◆ Records provided ◆

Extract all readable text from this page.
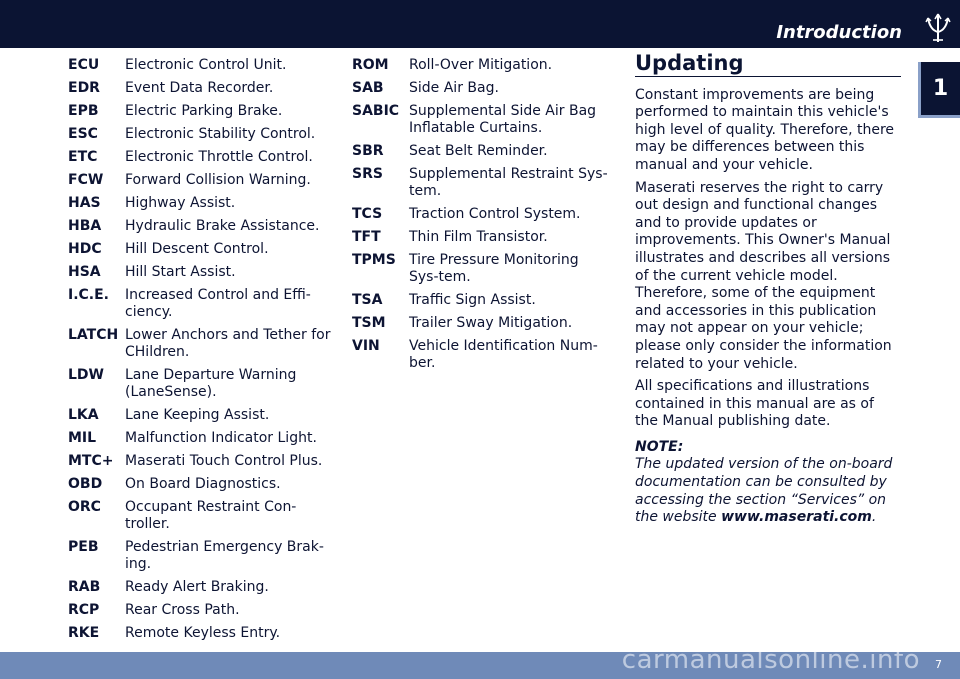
Introduction
1
ECU	Electronic Control Unit.
EDR	Event Data Recorder.
EPB	Electric Parking Brake.
ESC	Electronic Stability Control.
ETC	Electronic Throttle Control.
FCW	Forward Collision Warning.
HAS	Highway Assist.
HBA	Hydraulic Brake Assistance.
HDC	Hill Descent Control.
HSA	Hill Start Assist.
I.C.E.	Increased Control and Effi-ciency.
LATCH Lower Anchors and Tether for CHildren.
LDW	Lane Departure Warning (LaneSense).
LKA	Lane Keeping Assist.
MIL	Malfunction Indicator Light.
MTC+ Maserati Touch Control Plus.
OBD	On Board Diagnostics.
ORC	Occupant Restraint Con-troller.
PEB	Pedestrian Emergency Brak-ing.
RAB	Ready Alert Braking.
RCP	Rear Cross Path.
RKE	Remote Keyless Entry.
ROM	Roll-Over Mitigation.
SAB	Side Air Bag.
SABIC Supplemental Side Air Bag Inflatable Curtains.
SBR	Seat Belt Reminder.
SRS	Supplemental Restraint Sys-tem.
TCS	Traction Control System.
TFT	Thin Film Transistor.
TPMS Tire Pressure Monitoring Sys-tem.
TSA	Traffic Sign Assist.
TSM	Trailer Sway Mitigation.
VIN	Vehicle Identification Num-ber.
Updating

Constant improvements are being performed to maintain this vehicle's high level of quality. Therefore, there may be differences between this manual and your vehicle.

Maserati reserves the right to carry out design and functional changes and to provide updates or improvements. This Owner's Manual illustrates and describes all versions of the current vehicle model. Therefore, some of the equipment and accessories in this publication may not appear on your vehicle; please only consider the information related to your vehicle.

All specifications and illustrations contained in this manual are as of the Manual publishing date.

NOTE:

The updated version of the on-board documentation can be consulted by accessing the section “Services” on the website www.maserati.com.

carmanualsonline.info 7
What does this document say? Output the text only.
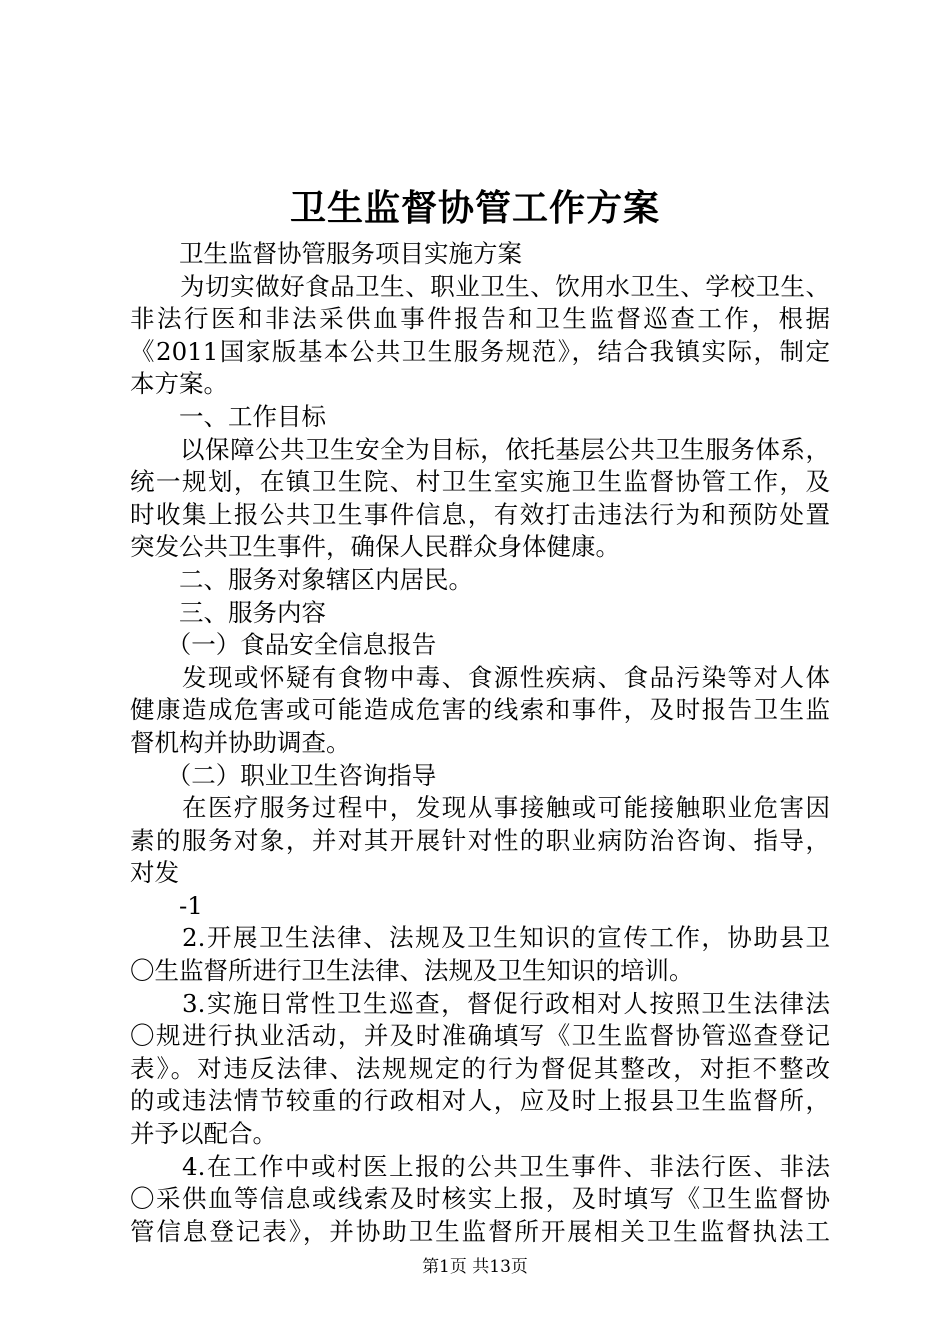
卫生监督协管工作方案
　　卫生监督协管服务项目实施方案
　　为切实做好食品卫生、职业卫生、饮用水卫生、学校卫生、
非法行医和非法采供血事件报告和卫生监督巡查工作，根据
《2011国家版基本公共卫生服务规范》，结合我镇实际，制定
本方案。
　　一、工作目标
　　以保障公共卫生安全为目标，依托基层公共卫生服务体系，
统一规划，在镇卫生院、村卫生室实施卫生监督协管工作，及
时收集上报公共卫生事件信息，有效打击违法行为和预防处置
突发公共卫生事件，确保人民群众身体健康。
　　二、服务对象辖区内居民。
　　三、服务内容
　　（一）食品安全信息报告
　　发现或怀疑有食物中毒、食源性疾病、食品污染等对人体
健康造成危害或可能造成危害的线索和事件，及时报告卫生监
督机构并协助调查。
　　（二）职业卫生咨询指导
　　在医疗服务过程中，发现从事接触或可能接触职业危害因
素的服务对象，并对其开展针对性的职业病防治咨询、指导，
对发
　　-1
　　2.开展卫生法律、法规及卫生知识的宣传工作，协助县卫
〇生监督所进行卫生法律、法规及卫生知识的培训。
　　3.实施日常性卫生巡查，督促行政相对人按照卫生法律法
〇规进行执业活动，并及时准确填写《卫生监督协管巡查登记
表》。对违反法律、法规规定的行为督促其整改，对拒不整改
的或违法情节较重的行政相对人，应及时上报县卫生监督所，
并予以配合。
　　4.在工作中或村医上报的公共卫生事件、非法行医、非法
〇采供血等信息或线索及时核实上报，及时填写《卫生监督协
管信息登记表》，并协助卫生监督所开展相关卫生监督执法工
第1页 共13页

◆ Written request ◆
Copy, from the material above, each line in which the string "Hill" occurs.

◆ Task response ◆
HDC	Hill Descent Control.
HSA	Hill Start Assist.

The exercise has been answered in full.